- Instructions for the task
Rewrite the data starting with the line that contains "Localize each UI" and going on through the line that contains "row: concrete xyxy=(22,204,546,270)", swapping every "caption" for "title" and keeping everything else the same. Leave the pictures out.

- Data in this exercise
****************

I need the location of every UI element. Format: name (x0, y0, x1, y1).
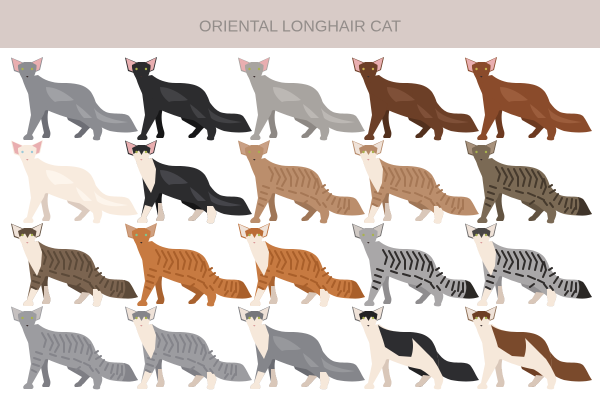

****************

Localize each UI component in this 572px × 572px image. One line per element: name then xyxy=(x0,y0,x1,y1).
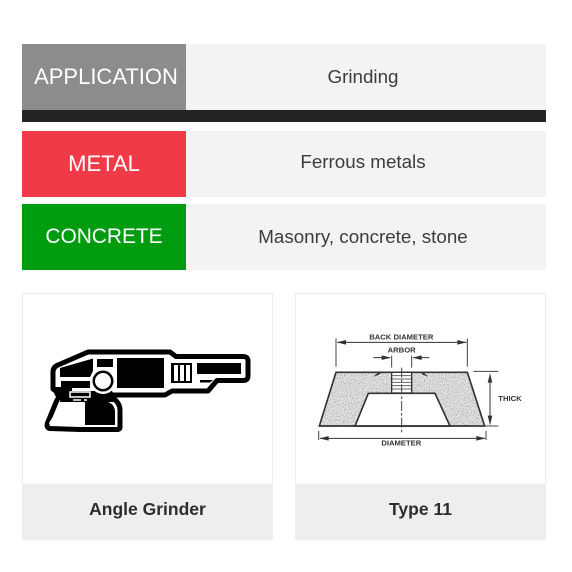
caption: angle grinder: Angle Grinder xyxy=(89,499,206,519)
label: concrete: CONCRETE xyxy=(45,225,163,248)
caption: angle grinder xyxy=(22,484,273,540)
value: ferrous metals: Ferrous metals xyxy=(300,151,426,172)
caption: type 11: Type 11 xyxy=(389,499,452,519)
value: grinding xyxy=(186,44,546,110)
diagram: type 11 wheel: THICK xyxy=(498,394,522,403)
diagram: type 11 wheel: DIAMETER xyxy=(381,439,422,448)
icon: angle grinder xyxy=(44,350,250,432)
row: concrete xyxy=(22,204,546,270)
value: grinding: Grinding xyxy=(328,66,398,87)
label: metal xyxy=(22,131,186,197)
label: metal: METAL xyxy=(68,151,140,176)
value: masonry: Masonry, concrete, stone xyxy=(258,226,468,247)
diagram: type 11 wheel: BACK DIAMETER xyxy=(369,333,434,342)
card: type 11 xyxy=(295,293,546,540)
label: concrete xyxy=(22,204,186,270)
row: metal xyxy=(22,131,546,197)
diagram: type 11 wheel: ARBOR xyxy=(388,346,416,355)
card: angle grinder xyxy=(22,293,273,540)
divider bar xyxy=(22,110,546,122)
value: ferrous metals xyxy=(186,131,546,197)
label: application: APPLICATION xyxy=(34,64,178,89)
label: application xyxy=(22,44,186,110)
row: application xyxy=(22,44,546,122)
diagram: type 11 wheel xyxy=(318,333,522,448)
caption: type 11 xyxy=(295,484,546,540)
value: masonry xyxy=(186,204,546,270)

****************

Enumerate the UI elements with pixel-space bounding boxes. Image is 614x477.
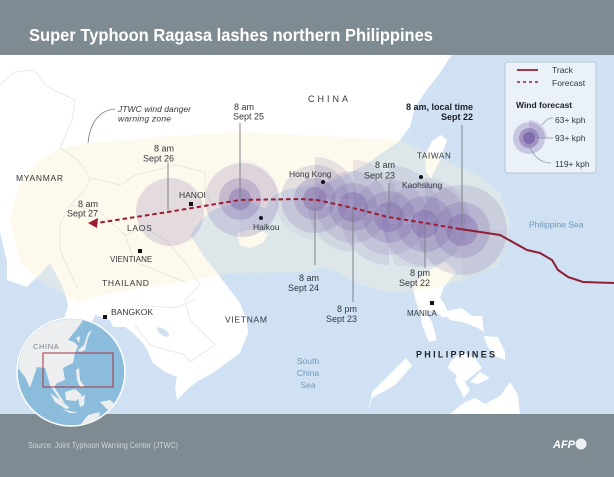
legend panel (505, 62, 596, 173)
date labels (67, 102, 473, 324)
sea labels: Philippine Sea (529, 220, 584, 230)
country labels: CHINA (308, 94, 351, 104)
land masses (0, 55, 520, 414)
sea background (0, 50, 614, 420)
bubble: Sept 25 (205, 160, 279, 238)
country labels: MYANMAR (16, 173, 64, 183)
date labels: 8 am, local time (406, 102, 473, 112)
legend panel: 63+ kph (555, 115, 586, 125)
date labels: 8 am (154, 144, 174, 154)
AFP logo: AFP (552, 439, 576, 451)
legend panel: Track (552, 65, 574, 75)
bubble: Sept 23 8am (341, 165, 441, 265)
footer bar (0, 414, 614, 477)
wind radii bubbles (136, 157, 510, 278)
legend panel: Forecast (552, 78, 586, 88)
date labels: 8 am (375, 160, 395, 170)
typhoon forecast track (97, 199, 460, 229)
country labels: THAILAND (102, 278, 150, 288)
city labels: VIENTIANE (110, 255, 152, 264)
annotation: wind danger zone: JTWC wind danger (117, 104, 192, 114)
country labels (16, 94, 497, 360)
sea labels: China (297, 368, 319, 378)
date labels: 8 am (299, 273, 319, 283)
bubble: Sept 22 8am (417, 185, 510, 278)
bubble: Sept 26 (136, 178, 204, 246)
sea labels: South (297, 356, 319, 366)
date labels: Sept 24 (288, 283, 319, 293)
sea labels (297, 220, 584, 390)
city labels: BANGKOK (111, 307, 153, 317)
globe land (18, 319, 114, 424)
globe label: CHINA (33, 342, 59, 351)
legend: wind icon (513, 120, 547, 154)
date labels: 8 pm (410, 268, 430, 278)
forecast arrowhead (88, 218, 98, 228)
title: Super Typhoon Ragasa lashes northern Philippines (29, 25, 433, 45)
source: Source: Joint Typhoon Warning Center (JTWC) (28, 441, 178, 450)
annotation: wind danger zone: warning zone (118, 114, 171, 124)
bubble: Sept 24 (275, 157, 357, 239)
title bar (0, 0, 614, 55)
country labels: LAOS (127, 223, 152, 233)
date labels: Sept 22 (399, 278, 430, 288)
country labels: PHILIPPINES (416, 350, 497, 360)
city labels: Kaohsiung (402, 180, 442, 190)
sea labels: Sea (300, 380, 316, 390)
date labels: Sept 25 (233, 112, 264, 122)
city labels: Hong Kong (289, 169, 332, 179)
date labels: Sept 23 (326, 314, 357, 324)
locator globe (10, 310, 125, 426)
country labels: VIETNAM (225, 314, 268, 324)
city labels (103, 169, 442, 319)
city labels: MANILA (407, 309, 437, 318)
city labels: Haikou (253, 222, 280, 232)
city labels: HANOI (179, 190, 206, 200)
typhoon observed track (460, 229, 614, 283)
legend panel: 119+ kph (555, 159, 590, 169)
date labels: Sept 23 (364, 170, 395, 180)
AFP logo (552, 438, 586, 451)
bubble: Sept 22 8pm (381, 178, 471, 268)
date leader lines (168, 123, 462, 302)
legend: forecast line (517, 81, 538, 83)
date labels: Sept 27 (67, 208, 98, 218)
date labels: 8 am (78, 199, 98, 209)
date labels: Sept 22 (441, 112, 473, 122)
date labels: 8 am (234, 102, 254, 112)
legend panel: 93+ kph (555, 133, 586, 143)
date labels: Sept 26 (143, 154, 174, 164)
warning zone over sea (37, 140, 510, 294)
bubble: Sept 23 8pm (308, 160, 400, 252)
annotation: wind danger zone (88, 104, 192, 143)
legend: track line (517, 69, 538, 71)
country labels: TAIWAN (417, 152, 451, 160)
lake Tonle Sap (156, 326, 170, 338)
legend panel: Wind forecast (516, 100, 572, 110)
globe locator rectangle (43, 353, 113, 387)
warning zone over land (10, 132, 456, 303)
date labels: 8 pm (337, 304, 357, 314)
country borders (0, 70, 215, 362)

****************

- Task output
Localize each UI component in this 572px × 572px image. One line per element: name then xyxy=(x0,y0,x1,y1).
title: angle grinder: Angle Grinder xyxy=(89,499,206,519)
label: concrete: CONCRETE xyxy=(45,225,163,248)
title: angle grinder xyxy=(22,484,273,540)
value: ferrous metals: Ferrous metals xyxy=(300,151,426,172)
title: type 11: Type 11 xyxy=(389,499,452,519)
value: grinding xyxy=(186,44,546,110)
diagram: type 11 wheel: THICK xyxy=(498,394,522,403)
diagram: type 11 wheel: DIAMETER xyxy=(381,439,422,448)
icon: angle grinder xyxy=(44,350,250,432)
row: concrete xyxy=(22,204,546,270)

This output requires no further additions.